§ Problem to solve:
Write the entries below out again exactly; any picture in them stays out.

§ Dataset excerpts:
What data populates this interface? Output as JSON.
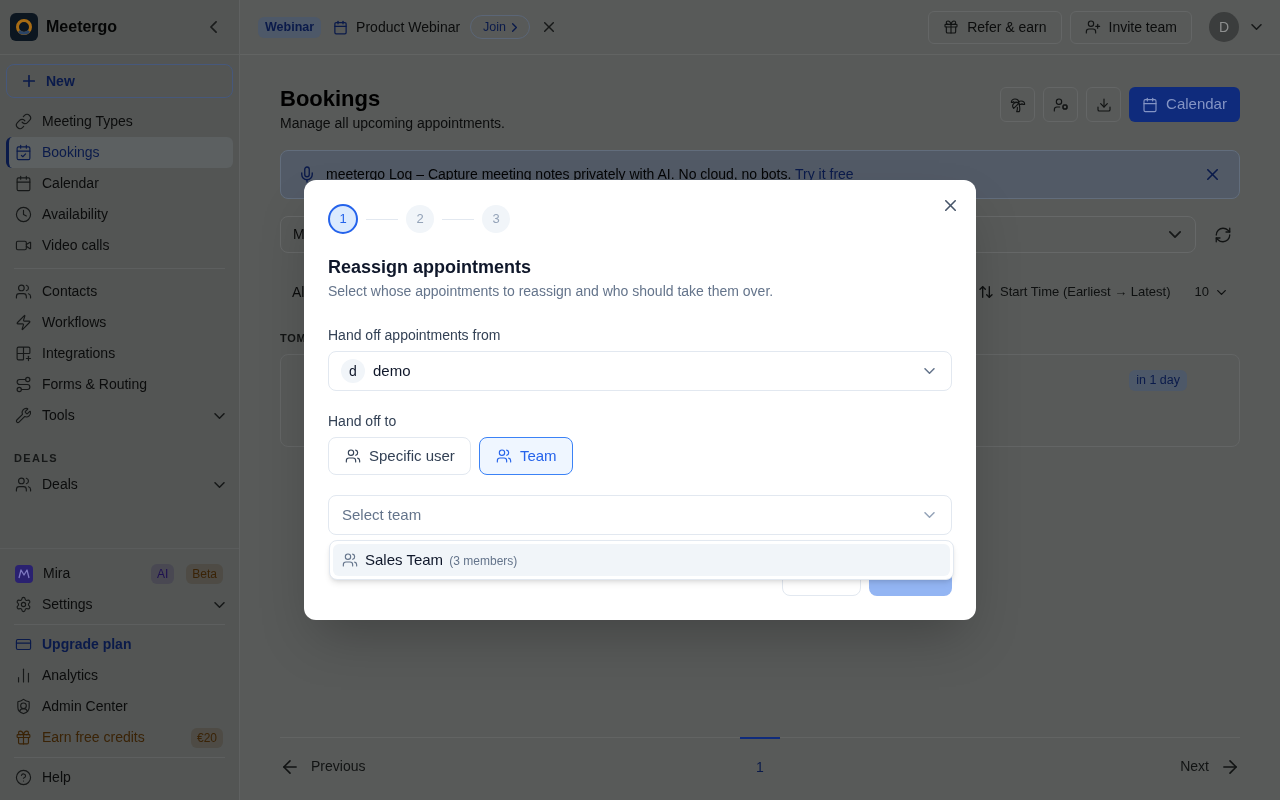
{
  "sidebar": {
    "brand": "Meetergo",
    "new_button": "New",
    "nav_groups": [
      {
        "items": [
          {
            "label": "Meeting Types",
            "selected": false
          },
          {
            "label": "Bookings",
            "selected": true
          },
          {
            "label": "Calendar",
            "selected": false
          },
          {
            "label": "Availability",
            "selected": false
          },
          {
            "label": "Video calls",
            "selected": false
          }
        ]
      },
      {
        "items": [
          {
            "label": "Contacts",
            "selected": false
          },
          {
            "label": "Workflows",
            "selected": false
          },
          {
            "label": "Integrations",
            "selected": false
          },
          {
            "label": "Forms & Routing",
            "selected": false
          },
          {
            "label": "Tools",
            "selected": false,
            "expanded": false
          }
        ]
      },
      {
        "heading": "DEALS",
        "items": [
          {
            "label": "Deals",
            "selected": false,
            "expanded": false
          }
        ]
      }
    ],
    "footer_groups": [
      {
        "items": [
          {
            "kind": "plain",
            "label": "Mira",
            "selected": false,
            "badges": [
              {
                "label": "AI",
                "color": "#1e1050"
              },
              {
                "label": "Beta",
                "color": "#3a2306"
              }
            ]
          },
          {
            "kind": "plain",
            "label": "Settings",
            "selected": false,
            "expanded": false
          }
        ]
      },
      {
        "items": [
          {
            "kind": "upgrade",
            "label": "Upgrade plan",
            "selected": false
          },
          {
            "kind": "plain",
            "label": "Analytics",
            "selected": false
          },
          {
            "kind": "plain",
            "label": "Admin Center",
            "selected": false
          },
          {
            "kind": "reward",
            "label": "Earn free credits",
            "selected": false,
            "badges": [
              {
                "label": "€20",
                "color": "#3a2306"
              }
            ]
          }
        ]
      },
      {
        "items": [
          {
            "kind": "plain",
            "label": "Help",
            "selected": false
          }
        ]
      }
    ]
  },
  "topbar": {
    "event": {
      "badge": "Webinar",
      "title": "Product Webinar",
      "join_button": "Join"
    },
    "buttons": [
      "Refer & earn",
      "Invite team"
    ],
    "avatar": "D"
  },
  "page": {
    "title": "Bookings",
    "subtitle": "Manage all upcoming appointments.",
    "primary_button": "Calendar",
    "banner": {
      "text": "meetergo Log – Capture meeting notes privately with AI. No cloud, no bots.",
      "link": "Try it free"
    },
    "filter": {
      "value": "M"
    },
    "list_text": "Al",
    "sort": "Start Time (Earliest → Latest)",
    "page_size": "10",
    "group_heading": "TOM",
    "booking_cards": [
      {
        "badge": "in 1 day"
      }
    ],
    "pagination": {
      "previous": "Previous",
      "pages": [
        {
          "label": "1",
          "selected": true
        }
      ],
      "next": "Next"
    }
  },
  "dialog": {
    "steps": [
      {
        "label": "1",
        "selected": true
      },
      {
        "label": "2",
        "selected": false
      },
      {
        "label": "3",
        "selected": false
      }
    ],
    "title": "Reassign appointments",
    "subtitle": "Select whose appointments to reassign and who should take them over.",
    "hand_off_from": {
      "label": "Hand off appointments from",
      "initial": "d",
      "value": "demo"
    },
    "hand_off_to": {
      "label": "Hand off to",
      "options": [
        {
          "label": "Specific user",
          "selected": false
        },
        {
          "label": "Team",
          "selected": true
        }
      ]
    },
    "team_select": {
      "placeholder": "Select team",
      "expanded": true,
      "options": [
        {
          "label": "Sales Team",
          "note": "(3 members)",
          "highlighted": true
        }
      ]
    },
    "footer_buttons": [
      {
        "kind": "outline",
        "disabled": false
      },
      {
        "kind": "filled",
        "disabled": true
      }
    ]
  }
}
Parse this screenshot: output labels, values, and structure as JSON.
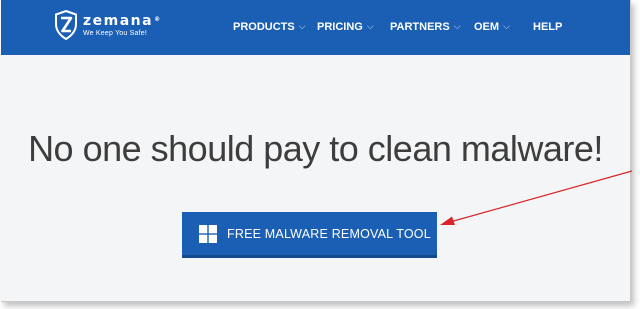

§ Exercise answer:
What data populates this interface? Output as JSON.
{
  "sidebar": {
    "brand": "Meetergo",
    "new_button": "New",
    "nav_groups": [
      {
        "items": [
          {
            "label": "Meeting Types",
            "selected": false
          },
          {
            "label": "Bookings",
            "selected": true
          },
          {
            "label": "Calendar",
            "selected": false
          },
          {
            "label": "Availability",
            "selected": false
          },
          {
            "label": "Video calls",
            "selected": false
          }
        ]
      },
      {
        "items": [
          {
            "label": "Contacts",
            "selected": false
          },
          {
            "label": "Workflows",
            "selected": false
          },
          {
            "label": "Integrations",
            "selected": false
          },
          {
            "label": "Forms & Routing",
            "selected": false
          },
          {
            "label": "Tools",
            "selected": false,
            "expanded": false
          }
        ]
      },
      {
        "heading": "DEALS",
        "items": [
          {
            "label": "Deals",
            "selected": false,
            "expanded": false
          }
        ]
      }
    ],
    "footer_groups": [
      {
        "items": [
          {
            "kind": "plain",
            "label": "Mira",
            "selected": false,
            "badges": [
              {
                "label": "AI",
                "color": "#1e1050"
              },
              {
                "label": "Beta",
                "color": "#3a2306"
              }
            ]
          },
          {
            "kind": "plain",
            "label": "Settings",
            "selected": false,
            "expanded": false
          }
        ]
      },
      {
        "items": [
          {
            "kind": "upgrade",
            "label": "Upgrade plan",
            "selected": false
          },
          {
            "kind": "plain",
            "label": "Analytics",
            "selected": false
          },
          {
            "kind": "plain",
            "label": "Admin Center",
            "selected": false
          },
          {
            "kind": "reward",
            "label": "Earn free credits",
            "selected": false,
            "badges": [
              {
                "label": "€20",
                "color": "#3a2306"
              }
            ]
          }
        ]
      },
      {
        "items": [
          {
            "kind": "plain",
            "label": "Help",
            "selected": false
          }
        ]
      }
    ]
  },
  "topbar": {
    "event": {
      "badge": "Webinar",
      "title": "Product Webinar",
      "join_button": "Join"
    },
    "buttons": [
      "Refer & earn",
      "Invite team"
    ],
    "avatar": "D"
  },
  "page": {
    "title": "Bookings",
    "subtitle": "Manage all upcoming appointments.",
    "primary_button": "Calendar",
    "banner": {
      "text": "meetergo Log – Capture meeting notes privately with AI. No cloud, no bots.",
      "link": "Try it free"
    },
    "filter": {
      "value": "M"
    },
    "list_text": "Al",
    "sort": "Start Time (Earliest → Latest)",
    "page_size": "10",
    "group_heading": "TOM",
    "booking_cards": [
      {
        "badge": "in 1 day"
      }
    ],
    "pagination": {
      "previous": "Previous",
      "pages": [
        {
          "label": "1",
          "selected": true
        }
      ],
      "next": "Next"
    }
  },
  "dialog": {
    "steps": [
      {
        "label": "1",
        "selected": true
      },
      {
        "label": "2",
        "selected": false
      },
      {
        "label": "3",
        "selected": false
      }
    ],
    "title": "Reassign appointments",
    "subtitle": "Select whose appointments to reassign and who should take them over.",
    "hand_off_from": {
      "label": "Hand off appointments from",
      "initial": "d",
      "value": "demo"
    },
    "hand_off_to": {
      "label": "Hand off to",
      "options": [
        {
          "label": "Specific user",
          "selected": false
        },
        {
          "label": "Team",
          "selected": true
        }
      ]
    },
    "team_select": {
      "placeholder": "Select team",
      "expanded": true,
      "options": [
        {
          "label": "Sales Team",
          "note": "(3 members)",
          "highlighted": true
        }
      ]
    },
    "footer_buttons": [
      {
        "kind": "outline",
        "disabled": false
      },
      {
        "kind": "filled",
        "disabled": true
      }
    ]
  }
}
Parse this screenshot: output labels, values, and structure as JSON.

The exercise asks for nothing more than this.